• REQUIREMENTS
Pictures appear in the records below; write out everything else exactly.

☆ ☆ ☆ ☆

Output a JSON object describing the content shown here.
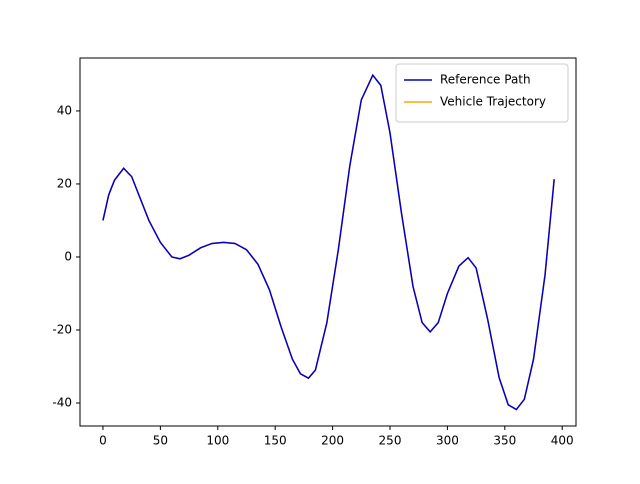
{
  "chart_data": {
    "type": "line",
    "x": [
      0,
      5,
      10,
      18,
      25,
      30,
      40,
      50,
      60,
      67,
      75,
      85,
      95,
      105,
      115,
      125,
      135,
      145,
      155,
      165,
      172,
      179,
      185,
      195,
      205,
      215,
      225,
      235,
      242,
      250,
      260,
      270,
      278,
      285,
      292,
      300,
      310,
      318,
      325,
      335,
      345,
      353,
      360,
      367,
      375,
      385,
      393
    ],
    "series": [
      {
        "name": "Reference Path",
        "color": "#0000cc",
        "values": [
          10,
          17,
          21,
          24.3,
          22,
          18,
          10,
          4,
          0,
          -0.5,
          0.5,
          2.5,
          3.7,
          4,
          3.7,
          2,
          -2,
          -9,
          -19,
          -28,
          -32,
          -33.2,
          -31,
          -18,
          2,
          25,
          43,
          49.8,
          47,
          34,
          12,
          -8,
          -18,
          -20.5,
          -18,
          -10,
          -2.5,
          -0.2,
          -3,
          -17,
          -33,
          -40.5,
          -41.8,
          -39,
          -28,
          -5,
          21.3
        ]
      },
      {
        "name": "Vehicle Trajectory",
        "color": "#ffa500",
        "values": [
          10,
          17,
          21,
          24.3,
          22,
          18,
          10,
          4,
          0,
          -0.5,
          0.5,
          2.5,
          3.7,
          4,
          3.7,
          2,
          -2,
          -9,
          -19,
          -28,
          -32,
          -33.2,
          -31,
          -18,
          2,
          25,
          43,
          49.8,
          47,
          34,
          12,
          -8,
          -18,
          -20.5,
          -18,
          -10,
          -2.5,
          -0.2,
          -3,
          -17,
          -33,
          -40.5,
          -41.8,
          -39,
          -28,
          -5,
          21.3
        ]
      }
    ],
    "xlim": [
      -20,
      412
    ],
    "ylim": [
      -46.3,
      54.5
    ],
    "xticks": [
      0,
      50,
      100,
      150,
      200,
      250,
      300,
      350,
      400
    ],
    "yticks": [
      -40,
      -20,
      0,
      20,
      40
    ],
    "legend": "upper right"
  }
}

☆ ☆ ☆ ☆

• TASK OUTPUT
Output a JSON object describing the content shown here.
{
  "chart_data": {
    "type": "line",
    "x": [
      0,
      5,
      10,
      18,
      25,
      30,
      40,
      50,
      60,
      67,
      75,
      85,
      95,
      105,
      115,
      125,
      135,
      145,
      155,
      165,
      172,
      179,
      185,
      195,
      205,
      215,
      225,
      235,
      242,
      250,
      260,
      270,
      278,
      285,
      292,
      300,
      310,
      318,
      325,
      335,
      345,
      353,
      360,
      367,
      375,
      385,
      393
    ],
    "series": [
      {
        "name": "Reference Path",
        "color": "#0000cc",
        "values": [
          10,
          17,
          21,
          24.3,
          22,
          18,
          10,
          4,
          0,
          -0.5,
          0.5,
          2.5,
          3.7,
          4,
          3.7,
          2,
          -2,
          -9,
          -19,
          -28,
          -32,
          -33.2,
          -31,
          -18,
          2,
          25,
          43,
          49.8,
          47,
          34,
          12,
          -8,
          -18,
          -20.5,
          -18,
          -10,
          -2.5,
          -0.2,
          -3,
          -17,
          -33,
          -40.5,
          -41.8,
          -39,
          -28,
          -5,
          21.3
        ]
      },
      {
        "name": "Vehicle Trajectory",
        "color": "#ffa500",
        "values": [
          10,
          17,
          21,
          24.3,
          22,
          18,
          10,
          4,
          0,
          -0.5,
          0.5,
          2.5,
          3.7,
          4,
          3.7,
          2,
          -2,
          -9,
          -19,
          -28,
          -32,
          -33.2,
          -31,
          -18,
          2,
          25,
          43,
          49.8,
          47,
          34,
          12,
          -8,
          -18,
          -20.5,
          -18,
          -10,
          -2.5,
          -0.2,
          -3,
          -17,
          -33,
          -40.5,
          -41.8,
          -39,
          -28,
          -5,
          21.3
        ]
      }
    ],
    "xlim": [
      -20,
      412
    ],
    "ylim": [
      -46.3,
      54.5
    ],
    "xticks": [
      0,
      50,
      100,
      150,
      200,
      250,
      300,
      350,
      400
    ],
    "yticks": [
      -40,
      -20,
      0,
      20,
      40
    ],
    "legend": "upper right"
  }
}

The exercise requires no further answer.